== Brief ==
Locate all lines with the word "ПЛИТА" and copy them out.

== Data to process ==

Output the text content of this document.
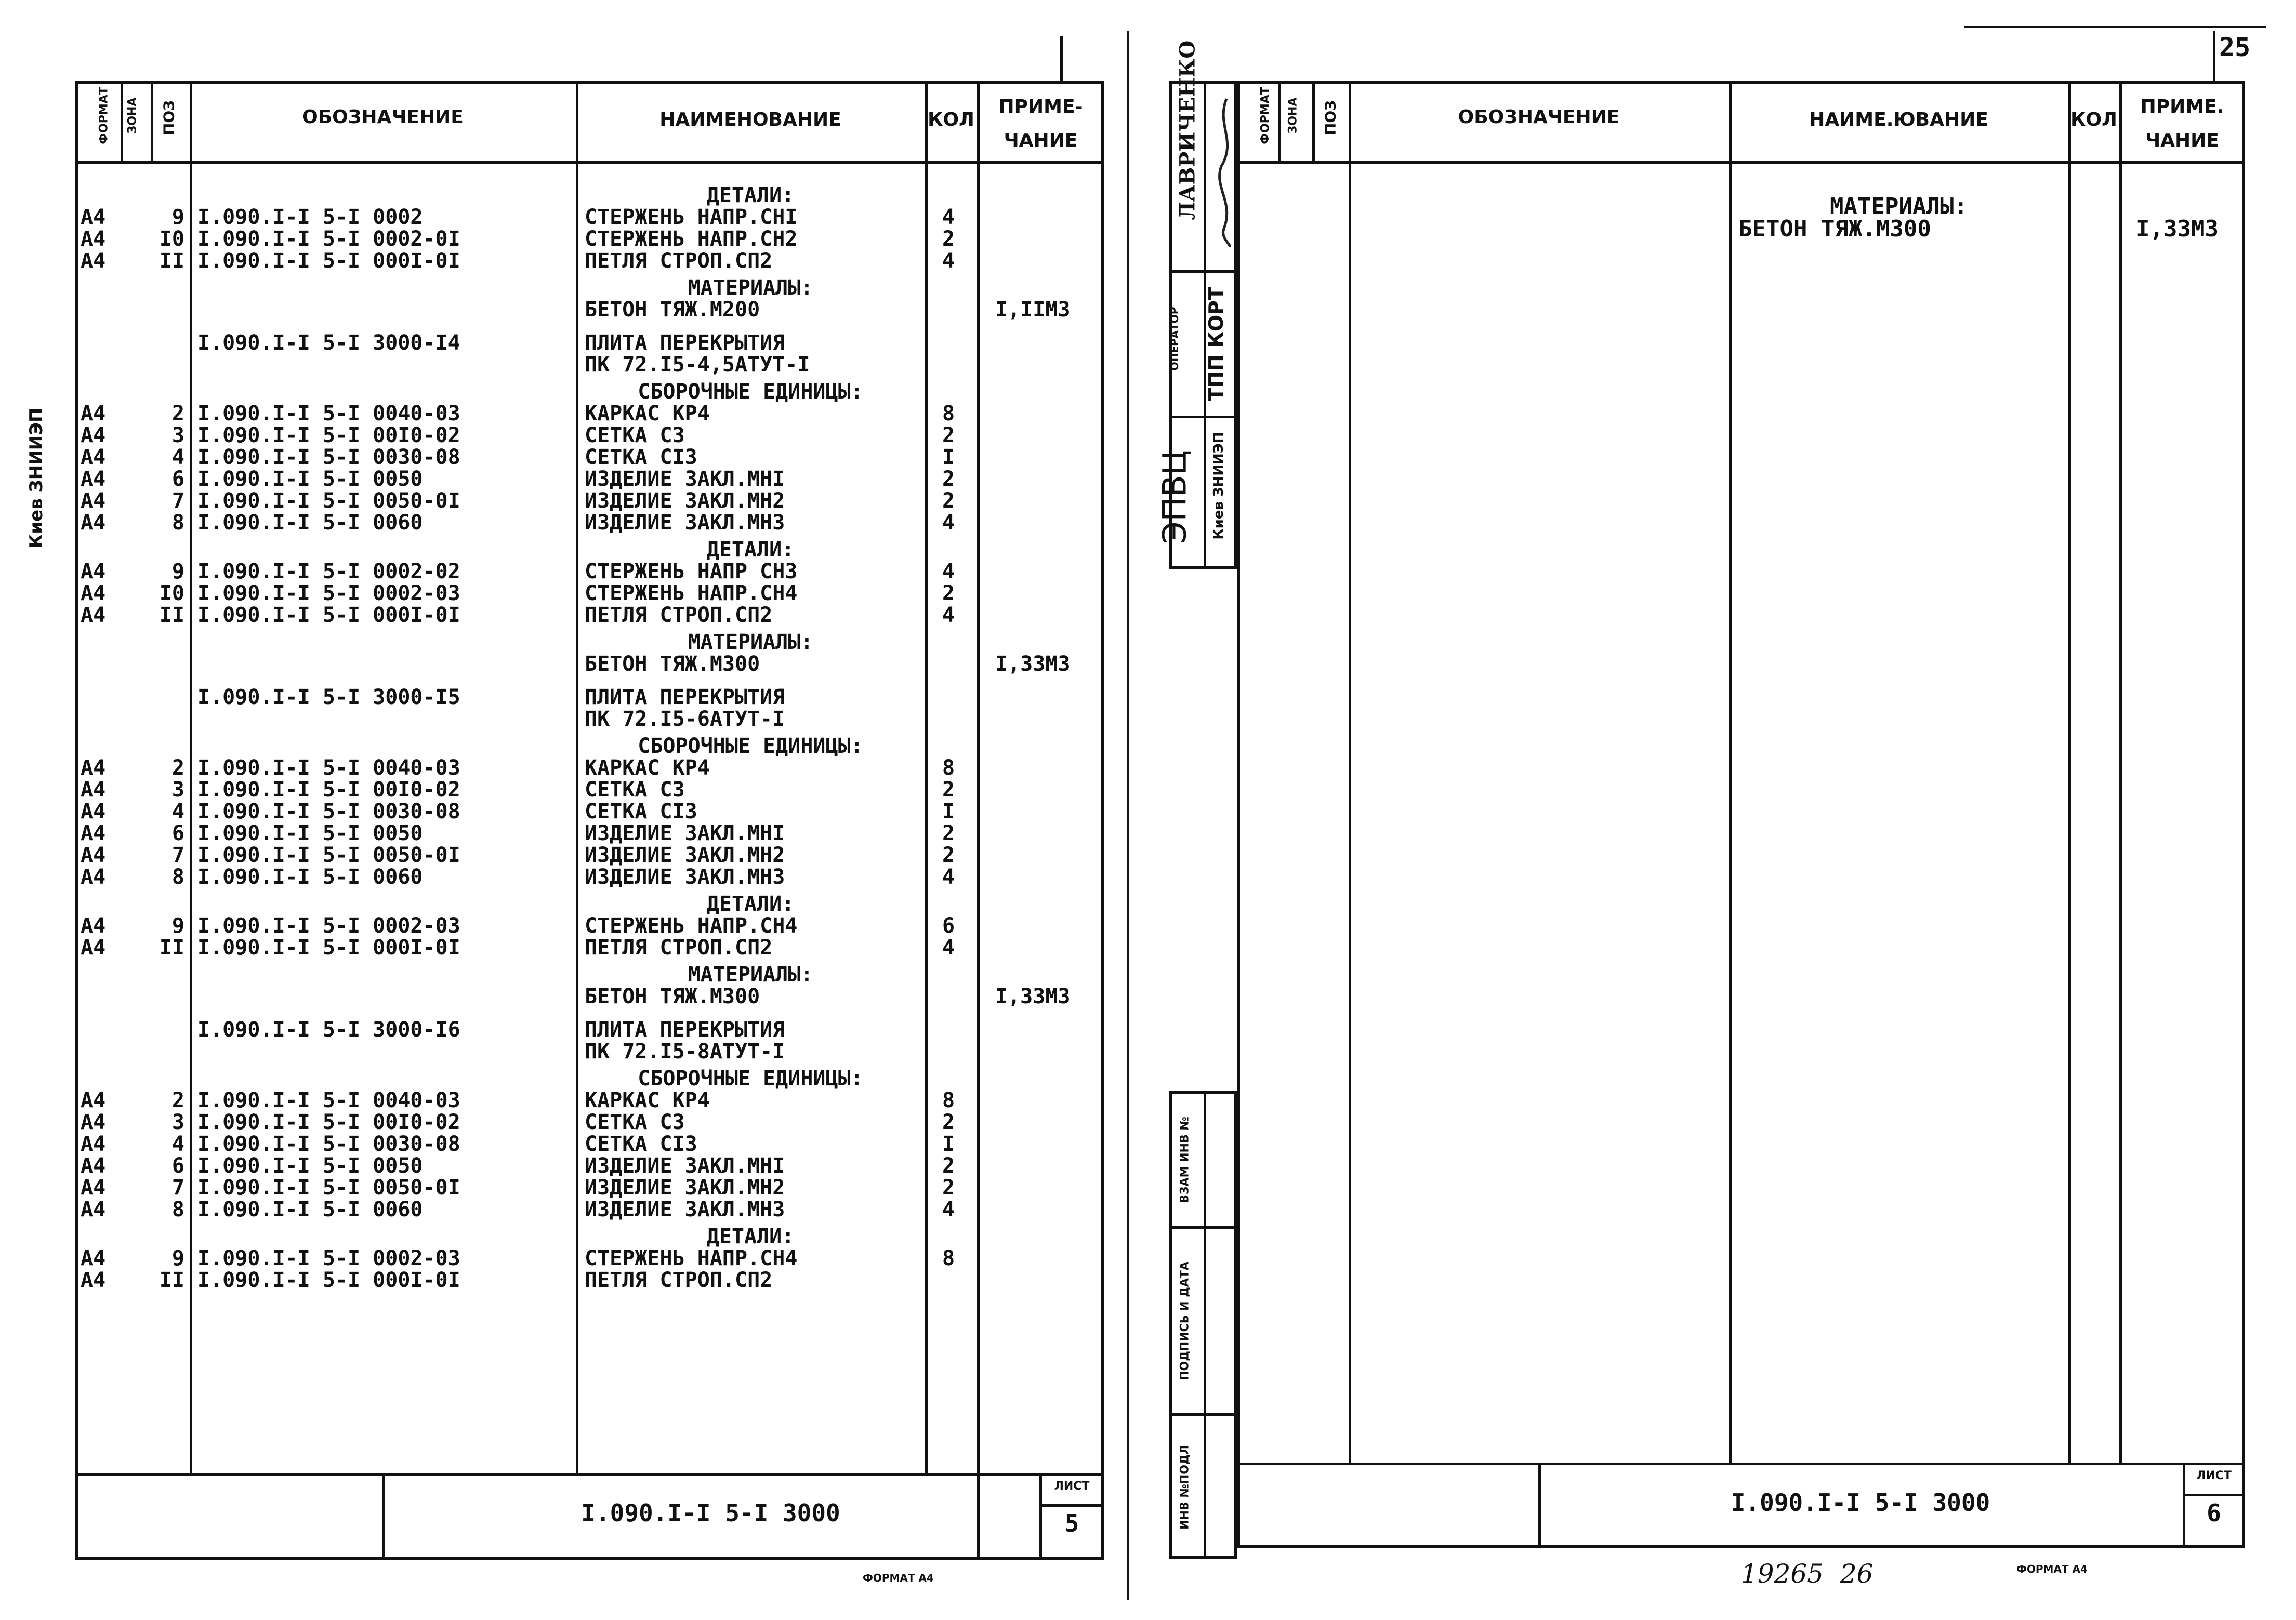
ФОРМАТ ЗОНА ПОЗ	ОБОЗНАЧЕНИЕ	НАИМЕНОВАНИЕ	КОЛ
ПРИМЕ-
ЧАНИЕ
ДЕТАЛИ:
А4	9 I.090.I-I 5-I 0002	СТЕРЖЕНЬ НАПР.СНI	4
А4	I0 I.090.I-I 5-I 0002-0I	СТЕРЖЕНЬ НАПР.СН2	2
А4	II I.090.I-I 5-I 000I-0I	ПЕТЛЯ СТРОП.СП2	4
МАТЕРИАЛЫ:
БЕТОН ТЯЖ.М200	I,IIМ3
I.090.I-I 5-I 3000-I4	ПЛИТА ПЕРЕКРЫТИЯ
ПК 72.I5-4,5АТУТ-I
СБОРОЧНЫЕ ЕДИНИЦЫ:
А4	2 I.090.I-I 5-I 0040-03	КАРКАС КР4	8
А4	3 I.090.I-I 5-I 00I0-02	СЕТКА С3	2
А4	4 I.090.I-I 5-I 0030-08	СЕТКА СI3	I
А4	6 I.090.I-I 5-I 0050	ИЗДЕЛИЕ ЗАКЛ.МНI	2
А4	7 I.090.I-I 5-I 0050-0I	ИЗДЕЛИЕ ЗАКЛ.МН2	2
А4	8 I.090.I-I 5-I 0060	ИЗДЕЛИЕ ЗАКЛ.МН3	4
ДЕТАЛИ:
А4	9 I.090.I-I 5-I 0002-02	СТЕРЖЕНЬ НАПР СН3	4
А4	I0 I.090.I-I 5-I 0002-03	СТЕРЖЕНЬ НАПР.СН4	2
А4	II I.090.I-I 5-I 000I-0I	ПЕТЛЯ СТРОП.СП2	4
МАТЕРИАЛЫ:
БЕТОН ТЯЖ.М300	I,33М3
I.090.I-I 5-I 3000-I5	ПЛИТА ПЕРЕКРЫТИЯ
ПК 72.I5-6АТУТ-I
СБОРОЧНЫЕ ЕДИНИЦЫ:
А4	2 I.090.I-I 5-I 0040-03	КАРКАС КР4	8
А4	3 I.090.I-I 5-I 00I0-02	СЕТКА С3	2
А4	4 I.090.I-I 5-I 0030-08	СЕТКА СI3	I
А4	6 I.090.I-I 5-I 0050	ИЗДЕЛИЕ ЗАКЛ.МНI	2
А4	7 I.090.I-I 5-I 0050-0I	ИЗДЕЛИЕ ЗАКЛ.МН2	2
А4	8 I.090.I-I 5-I 0060	ИЗДЕЛИЕ ЗАКЛ.МН3	4
ДЕТАЛИ:
А4	9 I.090.I-I 5-I 0002-03	СТЕРЖЕНЬ НАПР.СН4	6
А4	II I.090.I-I 5-I 000I-0I	ПЕТЛЯ СТРОП.СП2	4
МАТЕРИАЛЫ:
БЕТОН ТЯЖ.М300	I,33М3
I.090.I-I 5-I 3000-I6	ПЛИТА ПЕРЕКРЫТИЯ
ПК 72.I5-8АТУТ-I
СБОРОЧНЫЕ ЕДИНИЦЫ:
А4	2 I.090.I-I 5-I 0040-03	КАРКАС КР4	8
А4	3 I.090.I-I 5-I 00I0-02	СЕТКА С3	2
А4	4 I.090.I-I 5-I 0030-08	СЕТКА СI3	I
А4	6 I.090.I-I 5-I 0050	ИЗДЕЛИЕ ЗАКЛ.МНI	2
А4	7 I.090.I-I 5-I 0050-0I	ИЗДЕЛИЕ ЗАКЛ.МН2	2
А4	8 I.090.I-I 5-I 0060	ИЗДЕЛИЕ ЗАКЛ.МН3	4
ДЕТАЛИ:
А4	9 I.090.I-I 5-I 0002-03	СТЕРЖЕНЬ НАПР.СН4	8
А4	II I.090.I-I 5-I 000I-0I	ПЕТЛЯ СТРОП.СП2
Киев ЗНИИЭП
I.090.I-I 5-I 3000
ЛИСТ
5
ФОРМАТ А4
25
ЛАВРИЧЕНКО
ОПЕРАТОР ТПП КОРТ
ЭПВЦ Киев ЗНИИЭП
ИНВ №ПОДЛ
ПОДПИСЬ И ДАТА
ВЗАМ ИНВ №
ФОРМАТ ЗОНА ПОЗ	ОБОЗНАЧЕНИЕ	НАИМЕ.ЮВАНИЕ	КОЛ
ПРИМЕ.
ЧАНИЕ
МАТЕРИАЛЫ:
БЕТОН ТЯЖ.М300	I,33М3
I.090.I-I 5-I 3000
ЛИСТ
6
19265  26	ФОРМАТ А4
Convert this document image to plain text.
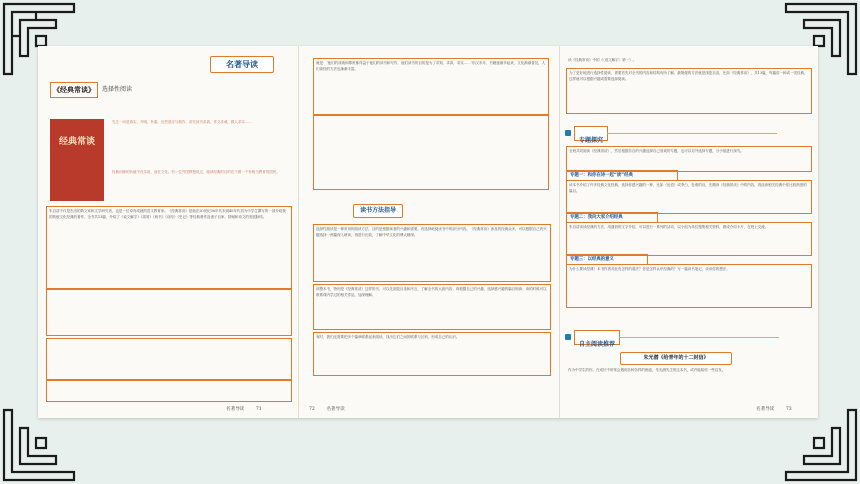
名著导读
《经典常谈》	选择性阅读
经典常谈
先生一向爱真实，开明，朴素，厌恶虚浮与做作，讲究读书求真，作文求诚，做人求实……
经典训练的价值不在实用，而在文化。有一位外国教授说过，阅读经典的目的在于做一个有相当教育的国民。
朱自清不仅是杰出的散文家和文学研究者，也是一位卓有成就的语文教育家。《经典常谈》是他在20世纪30年代末到40年代初为中学生撰写的一部介绍我国传统文化经典的著作，全书共13篇，介绍了《说文解字》《周易》《尚书》《诗经》《史记》等经典著作及诸子百家、辞赋和诗文的发展脉络。
名著导读 71
就是：‘他们的成就和尊贵都得益于他们的读书和写作，他们读书的目的是为了求知，求真，求实……’东汉末年，书籍逐渐多起来，文化渐渐普及，人们读经的方法也渐渐丰富。
读书方法指导
选择性阅读是一种常用的阅读方法，目的是根据读者的兴趣和需要，有选择地阅读书中的部分内容。《经典常谈》涉及的经典众多，可以根据自己的兴趣选择一两篇深入研读，再进行比较，了解中华文化的博大精深。
读整本书，特别是《经典常谈》这样的书，可以先浏览目录和序言，了解全书的大致内容；再根据自己的兴趣，选择感兴趣的篇目细读；读的时候可以联系课内学过的相关作品，加深理解。
有时，我们还需要把多个篇章联系起来阅读，找出它们之间的联系与区别，形成自己的认识。
72 名著导读
读《经典常谈》中的《〈说文解字〉第一》。
为了更好地进行选择性阅读，需要首先对全书的内容和结构有所了解。最简便的方法就是浏览目录，比如《经典常谈》，共13篇，每篇讲一种或一类经典，这样就可以根据兴趣或需要选择阅读。
专题探究
全班共同阅读《经典常谈》，然后根据各自的兴趣选择自己喜欢的专题，也可以另外选择专题，分小组进行探究。
专题一：和你在诗一起“读”经典
读本书介绍了许多经典文化经典，选择你感兴趣的一种，比如《论语》或李白，杜甫的诗，先精读《经典常谈》中的内容，再选读相关经典中你比较熟悉的篇目。
专题二：我向大家介绍经典
朱自清谈读经典的方法，用通俗的文字介绍，可以进行一系列的活动，以小组为单位搜集相关资料，做成介绍卡片，在班上交流。
专题三：以经典的意义
为什么要读经典？本书作者对此有怎样的看法？你是怎样认识经典的？写一篇读书笔记，谈谈你的想法。
自主阅读推荐
朱光潜《给青年的十二封信》
作为中学生的你，在成长中常常会遇到各种各样的困惑，朱光潜先生的这本书，或许能给你一些启发。
名著导读 73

== Correct response ==
I.090.I-I 5-I 3000-I4	ПЛИТА ПЕРЕКРЫТИЯ
I.090.I-I 5-I 3000-I5	ПЛИТА ПЕРЕКРЫТИЯ
I.090.I-I 5-I 3000-I6	ПЛИТА ПЕРЕКРЫТИЯ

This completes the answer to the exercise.